* Prompt
Pick out every line holding the string "screenshot" and copy it.
--- Begin Provided material ---
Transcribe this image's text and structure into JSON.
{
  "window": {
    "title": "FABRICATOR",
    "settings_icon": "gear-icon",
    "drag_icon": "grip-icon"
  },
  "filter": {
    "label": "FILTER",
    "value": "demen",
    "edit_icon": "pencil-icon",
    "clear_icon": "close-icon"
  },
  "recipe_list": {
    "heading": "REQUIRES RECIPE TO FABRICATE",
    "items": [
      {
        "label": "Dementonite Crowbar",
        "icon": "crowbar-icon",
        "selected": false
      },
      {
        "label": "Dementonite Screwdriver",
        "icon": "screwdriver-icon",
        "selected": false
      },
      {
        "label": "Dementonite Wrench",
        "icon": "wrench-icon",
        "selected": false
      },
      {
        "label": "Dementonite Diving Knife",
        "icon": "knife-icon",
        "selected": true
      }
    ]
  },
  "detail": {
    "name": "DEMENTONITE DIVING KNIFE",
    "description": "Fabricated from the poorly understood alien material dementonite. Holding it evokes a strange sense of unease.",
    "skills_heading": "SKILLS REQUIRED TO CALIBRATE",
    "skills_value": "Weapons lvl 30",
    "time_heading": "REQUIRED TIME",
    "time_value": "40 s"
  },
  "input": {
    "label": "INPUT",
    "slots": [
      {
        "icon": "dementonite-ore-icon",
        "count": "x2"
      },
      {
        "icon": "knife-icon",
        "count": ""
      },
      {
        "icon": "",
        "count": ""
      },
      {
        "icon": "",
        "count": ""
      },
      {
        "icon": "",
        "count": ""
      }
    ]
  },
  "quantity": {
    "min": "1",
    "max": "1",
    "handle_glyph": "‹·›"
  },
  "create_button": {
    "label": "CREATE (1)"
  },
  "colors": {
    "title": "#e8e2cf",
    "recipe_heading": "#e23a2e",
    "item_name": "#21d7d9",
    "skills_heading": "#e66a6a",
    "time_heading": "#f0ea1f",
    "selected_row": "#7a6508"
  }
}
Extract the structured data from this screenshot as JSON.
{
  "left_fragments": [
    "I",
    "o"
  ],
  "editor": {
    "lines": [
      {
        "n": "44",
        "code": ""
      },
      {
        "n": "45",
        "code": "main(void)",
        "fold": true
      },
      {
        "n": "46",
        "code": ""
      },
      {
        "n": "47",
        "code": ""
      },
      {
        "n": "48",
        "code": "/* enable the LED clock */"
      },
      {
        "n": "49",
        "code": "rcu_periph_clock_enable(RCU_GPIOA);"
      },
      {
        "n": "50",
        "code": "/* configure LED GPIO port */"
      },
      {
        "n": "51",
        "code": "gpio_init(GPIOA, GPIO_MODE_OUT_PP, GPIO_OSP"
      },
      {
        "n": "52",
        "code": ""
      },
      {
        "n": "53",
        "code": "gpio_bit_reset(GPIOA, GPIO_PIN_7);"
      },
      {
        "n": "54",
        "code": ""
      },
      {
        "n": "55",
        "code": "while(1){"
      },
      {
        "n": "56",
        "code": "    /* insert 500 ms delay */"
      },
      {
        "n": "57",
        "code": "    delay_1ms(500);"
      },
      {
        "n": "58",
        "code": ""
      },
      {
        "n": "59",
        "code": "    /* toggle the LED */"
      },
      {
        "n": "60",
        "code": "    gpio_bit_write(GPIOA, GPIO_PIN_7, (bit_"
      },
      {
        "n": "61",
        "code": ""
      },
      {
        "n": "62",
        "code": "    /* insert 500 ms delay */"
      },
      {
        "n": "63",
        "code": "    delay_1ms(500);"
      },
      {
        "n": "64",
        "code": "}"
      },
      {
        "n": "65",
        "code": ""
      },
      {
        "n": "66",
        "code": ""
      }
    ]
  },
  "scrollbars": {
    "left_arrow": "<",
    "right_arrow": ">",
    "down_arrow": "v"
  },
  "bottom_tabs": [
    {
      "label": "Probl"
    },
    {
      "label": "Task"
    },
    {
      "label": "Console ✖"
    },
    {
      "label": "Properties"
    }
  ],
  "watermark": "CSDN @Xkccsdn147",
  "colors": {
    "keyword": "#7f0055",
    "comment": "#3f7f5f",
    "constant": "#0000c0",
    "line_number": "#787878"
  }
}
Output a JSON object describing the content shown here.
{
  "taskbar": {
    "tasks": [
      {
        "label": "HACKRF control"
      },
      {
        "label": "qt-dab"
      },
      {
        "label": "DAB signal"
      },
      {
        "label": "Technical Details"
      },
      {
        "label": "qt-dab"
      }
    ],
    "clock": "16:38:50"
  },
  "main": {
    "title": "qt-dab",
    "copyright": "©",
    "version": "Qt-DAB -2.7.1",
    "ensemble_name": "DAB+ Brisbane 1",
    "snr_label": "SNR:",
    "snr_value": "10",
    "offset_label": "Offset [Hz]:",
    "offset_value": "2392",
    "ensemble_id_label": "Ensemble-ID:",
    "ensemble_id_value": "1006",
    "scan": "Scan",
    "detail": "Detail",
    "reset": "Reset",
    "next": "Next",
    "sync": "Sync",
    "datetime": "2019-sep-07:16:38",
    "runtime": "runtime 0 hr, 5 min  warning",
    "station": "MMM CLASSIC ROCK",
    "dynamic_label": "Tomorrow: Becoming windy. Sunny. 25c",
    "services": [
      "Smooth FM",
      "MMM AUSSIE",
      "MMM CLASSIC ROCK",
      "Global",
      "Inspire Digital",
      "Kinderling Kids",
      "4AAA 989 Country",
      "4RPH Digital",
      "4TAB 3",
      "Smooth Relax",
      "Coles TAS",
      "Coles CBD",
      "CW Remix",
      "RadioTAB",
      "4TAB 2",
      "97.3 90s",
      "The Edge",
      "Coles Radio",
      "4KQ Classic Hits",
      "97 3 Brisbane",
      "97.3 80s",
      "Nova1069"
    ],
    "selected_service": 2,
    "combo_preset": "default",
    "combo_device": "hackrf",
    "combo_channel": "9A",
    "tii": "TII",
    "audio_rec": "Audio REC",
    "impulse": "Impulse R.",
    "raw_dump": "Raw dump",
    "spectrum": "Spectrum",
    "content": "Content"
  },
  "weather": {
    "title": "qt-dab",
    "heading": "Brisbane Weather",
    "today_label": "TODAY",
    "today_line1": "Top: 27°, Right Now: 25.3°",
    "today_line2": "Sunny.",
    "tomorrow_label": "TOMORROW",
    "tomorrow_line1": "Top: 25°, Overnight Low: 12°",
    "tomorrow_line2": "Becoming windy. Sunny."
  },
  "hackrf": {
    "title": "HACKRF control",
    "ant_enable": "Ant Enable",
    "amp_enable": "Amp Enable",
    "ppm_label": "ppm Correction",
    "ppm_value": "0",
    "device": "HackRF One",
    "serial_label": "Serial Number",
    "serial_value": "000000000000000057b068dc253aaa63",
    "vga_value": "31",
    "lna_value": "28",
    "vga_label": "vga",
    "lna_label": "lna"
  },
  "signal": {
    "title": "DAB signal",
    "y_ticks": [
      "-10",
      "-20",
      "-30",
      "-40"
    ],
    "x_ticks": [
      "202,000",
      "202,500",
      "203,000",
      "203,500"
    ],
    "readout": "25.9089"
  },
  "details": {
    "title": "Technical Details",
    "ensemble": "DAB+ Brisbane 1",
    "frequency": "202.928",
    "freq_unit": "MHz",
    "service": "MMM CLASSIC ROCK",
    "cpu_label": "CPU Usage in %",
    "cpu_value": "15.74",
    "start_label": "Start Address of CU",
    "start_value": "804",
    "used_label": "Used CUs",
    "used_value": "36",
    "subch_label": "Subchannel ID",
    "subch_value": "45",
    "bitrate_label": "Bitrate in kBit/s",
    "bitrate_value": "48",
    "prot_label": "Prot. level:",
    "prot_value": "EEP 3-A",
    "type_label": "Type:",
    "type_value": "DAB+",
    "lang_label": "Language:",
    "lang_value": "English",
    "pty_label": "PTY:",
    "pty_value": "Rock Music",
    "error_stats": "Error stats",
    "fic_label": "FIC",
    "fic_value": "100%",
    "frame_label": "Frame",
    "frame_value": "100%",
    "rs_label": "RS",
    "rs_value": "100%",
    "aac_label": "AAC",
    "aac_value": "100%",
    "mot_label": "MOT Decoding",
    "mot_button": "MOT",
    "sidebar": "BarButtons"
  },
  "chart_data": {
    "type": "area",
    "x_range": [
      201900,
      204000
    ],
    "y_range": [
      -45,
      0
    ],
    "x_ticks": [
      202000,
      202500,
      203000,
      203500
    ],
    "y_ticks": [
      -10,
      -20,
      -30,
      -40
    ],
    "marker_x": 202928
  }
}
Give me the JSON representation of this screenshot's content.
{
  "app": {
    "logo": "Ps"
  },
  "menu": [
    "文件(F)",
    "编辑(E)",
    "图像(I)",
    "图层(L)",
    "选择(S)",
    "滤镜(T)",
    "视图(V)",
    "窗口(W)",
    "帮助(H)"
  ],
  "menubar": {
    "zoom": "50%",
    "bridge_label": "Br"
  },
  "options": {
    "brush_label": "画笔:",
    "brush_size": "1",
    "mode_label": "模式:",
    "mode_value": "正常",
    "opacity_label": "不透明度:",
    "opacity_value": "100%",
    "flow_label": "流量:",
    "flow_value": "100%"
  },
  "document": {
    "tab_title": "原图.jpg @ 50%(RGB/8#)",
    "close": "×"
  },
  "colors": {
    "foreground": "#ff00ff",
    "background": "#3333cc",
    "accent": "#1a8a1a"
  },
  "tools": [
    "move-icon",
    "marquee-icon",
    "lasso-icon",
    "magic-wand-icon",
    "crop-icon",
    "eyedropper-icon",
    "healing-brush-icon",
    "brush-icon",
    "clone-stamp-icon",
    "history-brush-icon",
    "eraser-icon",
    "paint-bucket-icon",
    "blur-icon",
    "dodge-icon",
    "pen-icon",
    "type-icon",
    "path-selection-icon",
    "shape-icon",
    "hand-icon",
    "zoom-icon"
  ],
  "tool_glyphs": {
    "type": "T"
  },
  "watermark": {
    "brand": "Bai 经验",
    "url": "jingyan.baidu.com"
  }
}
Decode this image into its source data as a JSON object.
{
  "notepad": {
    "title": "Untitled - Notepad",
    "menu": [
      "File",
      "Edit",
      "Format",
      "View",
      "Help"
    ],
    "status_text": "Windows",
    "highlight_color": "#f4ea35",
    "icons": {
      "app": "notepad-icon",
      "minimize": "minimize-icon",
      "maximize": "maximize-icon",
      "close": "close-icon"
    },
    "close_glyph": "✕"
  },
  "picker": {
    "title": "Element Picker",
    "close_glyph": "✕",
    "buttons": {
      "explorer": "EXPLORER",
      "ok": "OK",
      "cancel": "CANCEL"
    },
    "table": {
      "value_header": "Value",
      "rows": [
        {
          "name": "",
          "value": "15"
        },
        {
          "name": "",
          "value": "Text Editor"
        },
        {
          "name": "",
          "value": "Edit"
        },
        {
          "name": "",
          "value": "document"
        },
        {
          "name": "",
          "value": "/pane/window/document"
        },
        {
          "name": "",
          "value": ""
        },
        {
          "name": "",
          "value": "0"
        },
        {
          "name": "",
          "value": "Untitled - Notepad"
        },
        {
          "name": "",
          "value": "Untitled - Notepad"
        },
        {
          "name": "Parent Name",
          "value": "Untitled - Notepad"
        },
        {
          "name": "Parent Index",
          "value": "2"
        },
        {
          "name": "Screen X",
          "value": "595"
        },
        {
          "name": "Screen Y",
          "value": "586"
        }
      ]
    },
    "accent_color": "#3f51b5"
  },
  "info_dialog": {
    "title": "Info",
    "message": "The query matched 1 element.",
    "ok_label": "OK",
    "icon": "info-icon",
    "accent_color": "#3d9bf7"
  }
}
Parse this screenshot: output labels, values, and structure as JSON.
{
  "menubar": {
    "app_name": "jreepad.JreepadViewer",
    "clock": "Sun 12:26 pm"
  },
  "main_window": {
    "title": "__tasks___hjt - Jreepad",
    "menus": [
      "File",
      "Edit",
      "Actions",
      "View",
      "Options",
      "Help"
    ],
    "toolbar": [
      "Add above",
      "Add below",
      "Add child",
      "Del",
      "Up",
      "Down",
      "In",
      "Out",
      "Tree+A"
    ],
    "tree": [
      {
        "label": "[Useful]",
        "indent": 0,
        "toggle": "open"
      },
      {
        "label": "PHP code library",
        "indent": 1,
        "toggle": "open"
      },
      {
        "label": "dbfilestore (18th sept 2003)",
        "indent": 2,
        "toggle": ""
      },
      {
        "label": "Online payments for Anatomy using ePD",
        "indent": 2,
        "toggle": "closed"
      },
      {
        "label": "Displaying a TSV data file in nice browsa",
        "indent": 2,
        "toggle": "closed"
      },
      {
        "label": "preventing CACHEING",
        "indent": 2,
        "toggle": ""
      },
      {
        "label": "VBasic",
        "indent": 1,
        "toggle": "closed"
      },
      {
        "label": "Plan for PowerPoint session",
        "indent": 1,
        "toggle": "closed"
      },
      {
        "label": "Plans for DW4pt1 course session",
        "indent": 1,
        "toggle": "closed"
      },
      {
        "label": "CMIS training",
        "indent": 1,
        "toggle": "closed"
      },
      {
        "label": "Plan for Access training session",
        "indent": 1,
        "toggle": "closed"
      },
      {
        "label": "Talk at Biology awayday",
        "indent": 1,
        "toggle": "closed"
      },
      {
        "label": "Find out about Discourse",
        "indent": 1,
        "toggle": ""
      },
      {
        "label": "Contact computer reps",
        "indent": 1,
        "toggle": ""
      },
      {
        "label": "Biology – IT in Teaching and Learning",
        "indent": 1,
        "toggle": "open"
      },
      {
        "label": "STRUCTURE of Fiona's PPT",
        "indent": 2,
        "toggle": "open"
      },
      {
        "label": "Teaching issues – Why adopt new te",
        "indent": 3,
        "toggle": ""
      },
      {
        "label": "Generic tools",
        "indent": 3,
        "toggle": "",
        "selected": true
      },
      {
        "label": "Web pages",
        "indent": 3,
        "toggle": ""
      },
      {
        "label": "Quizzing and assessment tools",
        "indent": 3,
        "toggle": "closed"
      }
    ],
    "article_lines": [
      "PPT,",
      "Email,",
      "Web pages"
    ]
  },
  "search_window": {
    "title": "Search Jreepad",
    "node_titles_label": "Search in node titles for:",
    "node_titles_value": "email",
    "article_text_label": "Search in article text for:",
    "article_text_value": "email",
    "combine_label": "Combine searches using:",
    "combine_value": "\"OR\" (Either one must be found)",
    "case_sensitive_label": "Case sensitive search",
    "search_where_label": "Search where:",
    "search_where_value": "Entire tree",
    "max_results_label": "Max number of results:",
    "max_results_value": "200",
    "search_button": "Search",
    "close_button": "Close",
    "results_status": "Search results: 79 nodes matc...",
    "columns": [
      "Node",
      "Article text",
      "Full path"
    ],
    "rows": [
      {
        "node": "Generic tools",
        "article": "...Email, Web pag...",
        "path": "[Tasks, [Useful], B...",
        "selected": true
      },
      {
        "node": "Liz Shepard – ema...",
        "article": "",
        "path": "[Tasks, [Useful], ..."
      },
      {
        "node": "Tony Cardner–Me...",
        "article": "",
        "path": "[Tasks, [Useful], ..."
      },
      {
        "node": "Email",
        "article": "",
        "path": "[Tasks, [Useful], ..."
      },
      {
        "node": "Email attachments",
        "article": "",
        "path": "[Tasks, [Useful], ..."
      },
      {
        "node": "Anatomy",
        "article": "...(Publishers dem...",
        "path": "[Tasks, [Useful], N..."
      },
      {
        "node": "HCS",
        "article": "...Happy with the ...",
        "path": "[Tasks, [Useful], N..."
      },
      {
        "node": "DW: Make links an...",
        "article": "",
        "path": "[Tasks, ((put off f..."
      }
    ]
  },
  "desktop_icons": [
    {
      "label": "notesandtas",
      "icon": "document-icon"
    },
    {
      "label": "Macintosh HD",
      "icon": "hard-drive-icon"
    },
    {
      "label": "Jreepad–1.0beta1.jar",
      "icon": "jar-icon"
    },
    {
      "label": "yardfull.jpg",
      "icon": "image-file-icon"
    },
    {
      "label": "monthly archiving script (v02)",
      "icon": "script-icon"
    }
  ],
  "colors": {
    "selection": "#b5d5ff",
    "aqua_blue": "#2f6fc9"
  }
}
--- End Provided material ---
* Answer to this problem
Extract the structured data from this screenshot as JSON.
Give me the JSON representation of this screenshot's content.
Parse this screenshot: output labels, values, and structure as JSON.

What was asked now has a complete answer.